— Start —
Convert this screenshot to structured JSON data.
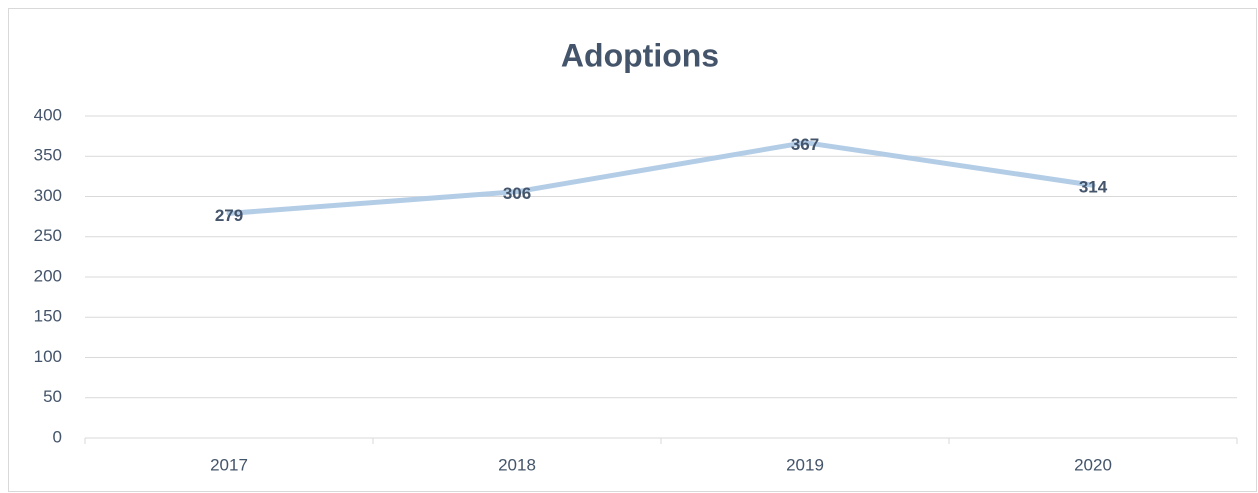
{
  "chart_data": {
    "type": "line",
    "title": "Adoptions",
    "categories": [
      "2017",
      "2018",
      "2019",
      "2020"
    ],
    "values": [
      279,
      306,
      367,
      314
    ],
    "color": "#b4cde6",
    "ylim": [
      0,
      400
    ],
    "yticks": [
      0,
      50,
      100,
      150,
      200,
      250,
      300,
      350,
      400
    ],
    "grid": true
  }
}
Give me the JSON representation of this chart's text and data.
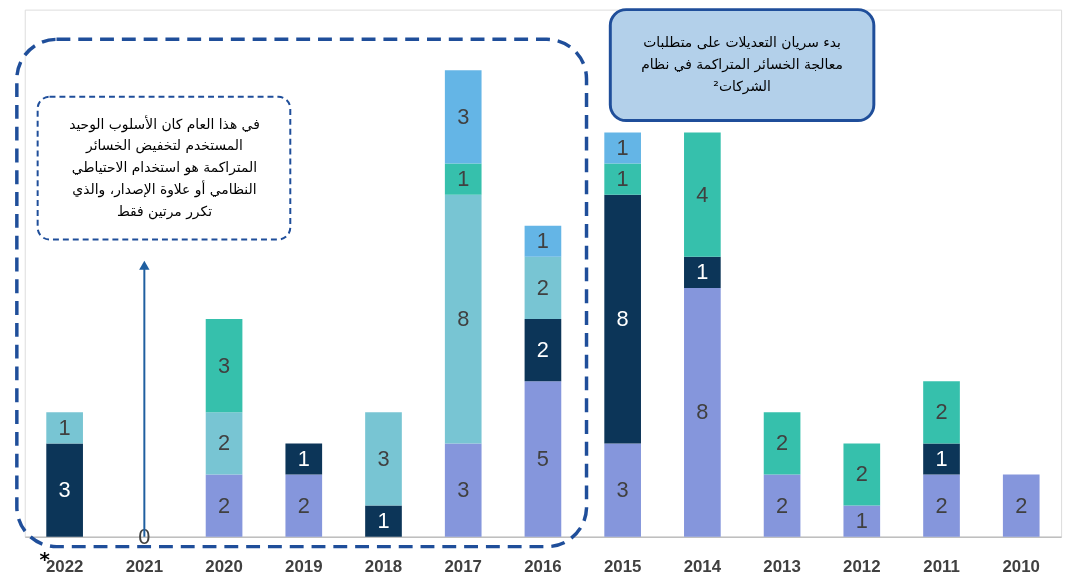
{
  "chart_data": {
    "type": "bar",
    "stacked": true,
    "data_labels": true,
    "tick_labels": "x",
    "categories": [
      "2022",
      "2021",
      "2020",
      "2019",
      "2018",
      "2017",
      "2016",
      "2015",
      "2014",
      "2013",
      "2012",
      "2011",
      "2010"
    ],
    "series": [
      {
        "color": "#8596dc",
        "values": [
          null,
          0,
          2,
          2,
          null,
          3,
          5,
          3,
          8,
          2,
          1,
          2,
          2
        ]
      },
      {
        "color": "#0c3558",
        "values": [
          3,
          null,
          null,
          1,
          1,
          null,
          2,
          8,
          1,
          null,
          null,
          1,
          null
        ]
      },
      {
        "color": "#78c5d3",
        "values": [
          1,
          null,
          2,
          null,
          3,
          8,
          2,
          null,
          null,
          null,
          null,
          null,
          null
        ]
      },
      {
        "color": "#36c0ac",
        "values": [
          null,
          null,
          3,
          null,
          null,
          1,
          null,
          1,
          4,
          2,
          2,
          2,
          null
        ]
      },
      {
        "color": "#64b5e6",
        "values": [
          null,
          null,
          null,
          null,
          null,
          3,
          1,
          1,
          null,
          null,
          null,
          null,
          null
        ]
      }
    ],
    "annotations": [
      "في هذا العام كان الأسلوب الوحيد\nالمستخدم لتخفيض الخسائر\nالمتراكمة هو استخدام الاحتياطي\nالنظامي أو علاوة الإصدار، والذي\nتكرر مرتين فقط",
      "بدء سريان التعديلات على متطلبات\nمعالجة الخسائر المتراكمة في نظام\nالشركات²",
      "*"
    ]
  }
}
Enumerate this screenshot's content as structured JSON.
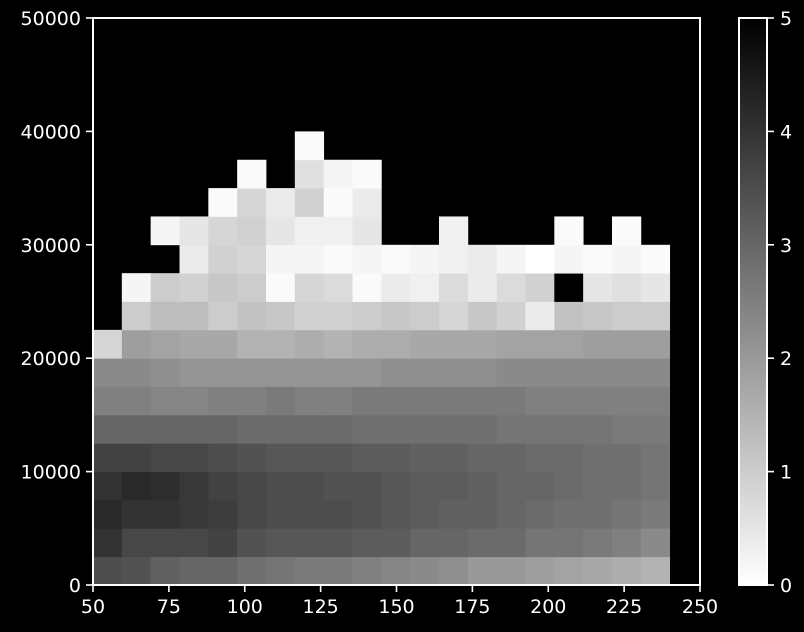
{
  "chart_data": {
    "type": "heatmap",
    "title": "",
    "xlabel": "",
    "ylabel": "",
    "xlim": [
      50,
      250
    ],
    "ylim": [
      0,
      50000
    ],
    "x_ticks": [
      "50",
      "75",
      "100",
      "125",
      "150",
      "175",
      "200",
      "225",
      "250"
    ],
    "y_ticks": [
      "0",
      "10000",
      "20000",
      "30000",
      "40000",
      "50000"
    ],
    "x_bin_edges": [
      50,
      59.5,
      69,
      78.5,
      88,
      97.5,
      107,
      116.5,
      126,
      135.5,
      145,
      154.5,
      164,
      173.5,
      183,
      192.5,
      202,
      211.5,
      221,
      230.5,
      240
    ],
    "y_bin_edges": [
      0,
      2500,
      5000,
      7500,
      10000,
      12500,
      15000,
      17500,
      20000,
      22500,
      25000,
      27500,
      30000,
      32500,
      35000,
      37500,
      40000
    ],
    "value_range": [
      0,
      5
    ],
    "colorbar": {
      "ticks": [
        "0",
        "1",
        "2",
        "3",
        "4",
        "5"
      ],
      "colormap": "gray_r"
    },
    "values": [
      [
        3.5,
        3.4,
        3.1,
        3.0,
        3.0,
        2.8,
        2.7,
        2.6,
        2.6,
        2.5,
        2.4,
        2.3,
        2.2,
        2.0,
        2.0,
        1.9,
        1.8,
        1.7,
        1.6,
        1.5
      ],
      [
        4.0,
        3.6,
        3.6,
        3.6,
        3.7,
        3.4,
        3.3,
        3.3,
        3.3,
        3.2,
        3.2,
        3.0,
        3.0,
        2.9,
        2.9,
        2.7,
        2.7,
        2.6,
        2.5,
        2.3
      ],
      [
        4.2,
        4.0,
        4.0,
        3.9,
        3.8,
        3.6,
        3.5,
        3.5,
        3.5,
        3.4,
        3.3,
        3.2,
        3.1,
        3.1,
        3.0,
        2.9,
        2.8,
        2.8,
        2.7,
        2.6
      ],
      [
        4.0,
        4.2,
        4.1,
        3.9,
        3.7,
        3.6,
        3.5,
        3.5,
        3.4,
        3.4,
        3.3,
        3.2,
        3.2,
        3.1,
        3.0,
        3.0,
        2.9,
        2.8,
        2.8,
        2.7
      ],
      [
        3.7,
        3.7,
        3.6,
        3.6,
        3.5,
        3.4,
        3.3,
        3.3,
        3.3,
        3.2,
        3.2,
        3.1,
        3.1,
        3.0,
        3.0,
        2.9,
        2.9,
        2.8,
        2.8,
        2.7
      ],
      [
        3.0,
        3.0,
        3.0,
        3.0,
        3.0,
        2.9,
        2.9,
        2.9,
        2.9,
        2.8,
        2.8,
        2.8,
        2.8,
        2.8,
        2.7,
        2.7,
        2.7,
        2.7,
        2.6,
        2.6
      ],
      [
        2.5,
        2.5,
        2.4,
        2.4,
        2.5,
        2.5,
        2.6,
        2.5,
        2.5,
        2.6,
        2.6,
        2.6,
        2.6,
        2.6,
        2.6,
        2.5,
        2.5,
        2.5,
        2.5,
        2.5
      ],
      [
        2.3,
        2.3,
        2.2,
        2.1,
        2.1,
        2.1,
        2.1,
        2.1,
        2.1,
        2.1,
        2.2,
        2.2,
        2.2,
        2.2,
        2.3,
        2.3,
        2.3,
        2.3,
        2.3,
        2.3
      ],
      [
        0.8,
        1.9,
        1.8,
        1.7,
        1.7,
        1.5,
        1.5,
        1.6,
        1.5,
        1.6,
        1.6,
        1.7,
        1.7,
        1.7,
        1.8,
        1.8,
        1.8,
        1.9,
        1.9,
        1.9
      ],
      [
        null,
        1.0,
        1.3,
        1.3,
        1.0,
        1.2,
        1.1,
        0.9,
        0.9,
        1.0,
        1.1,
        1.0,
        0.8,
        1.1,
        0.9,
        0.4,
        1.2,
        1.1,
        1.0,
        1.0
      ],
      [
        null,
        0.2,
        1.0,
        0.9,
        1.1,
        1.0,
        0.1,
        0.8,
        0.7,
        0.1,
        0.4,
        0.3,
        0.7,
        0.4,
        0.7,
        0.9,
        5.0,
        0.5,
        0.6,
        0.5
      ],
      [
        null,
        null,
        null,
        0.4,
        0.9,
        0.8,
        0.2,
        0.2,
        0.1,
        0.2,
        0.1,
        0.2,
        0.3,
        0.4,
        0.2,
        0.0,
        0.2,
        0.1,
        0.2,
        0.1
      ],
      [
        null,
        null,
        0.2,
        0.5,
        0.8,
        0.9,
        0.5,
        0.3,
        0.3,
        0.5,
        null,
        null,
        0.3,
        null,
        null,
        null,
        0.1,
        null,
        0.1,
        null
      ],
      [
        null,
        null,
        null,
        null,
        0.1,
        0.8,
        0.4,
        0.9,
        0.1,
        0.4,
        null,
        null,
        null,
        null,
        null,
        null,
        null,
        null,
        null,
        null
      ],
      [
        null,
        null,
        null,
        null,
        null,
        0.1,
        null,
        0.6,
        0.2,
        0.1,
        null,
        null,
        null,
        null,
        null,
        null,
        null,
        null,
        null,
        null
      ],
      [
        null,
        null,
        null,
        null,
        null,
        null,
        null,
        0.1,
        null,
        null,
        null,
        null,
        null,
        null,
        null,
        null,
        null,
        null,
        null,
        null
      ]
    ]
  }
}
— End —
WRITTEN REQUEST: In the entries above, find each line with the string "JSON" and copy it.

TASK SOLUTION:
Convert this screenshot to structured JSON data.
Give me the JSON representation of this chart's text and data.
Enumerate this screenshot's content as structured JSON.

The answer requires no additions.